[The request] Do not include the pictures; repeat the rest of the data exactly.

[Task inputs]
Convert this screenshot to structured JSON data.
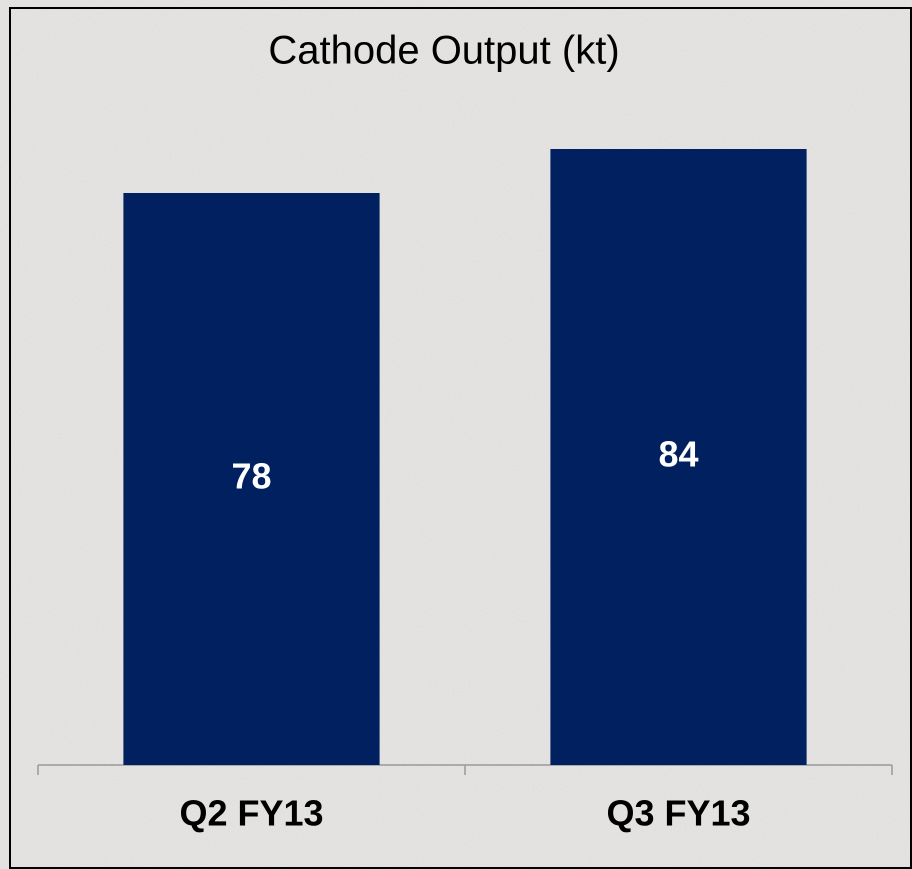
{
  "chart_data": {
    "type": "bar",
    "title": "Cathode Output (kt)",
    "categories": [
      "Q2 FY13",
      "Q3 FY13"
    ],
    "values": [
      78,
      84
    ],
    "color": "#002060"
  }
}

[Response to this exercise]
Convert this screenshot to structured JSON data.
{
  "chart_data": {
    "type": "bar",
    "title": "Cathode Output (kt)",
    "categories": [
      "Q2 FY13",
      "Q3 FY13"
    ],
    "values": [
      78,
      84
    ],
    "color": "#002060"
  }
}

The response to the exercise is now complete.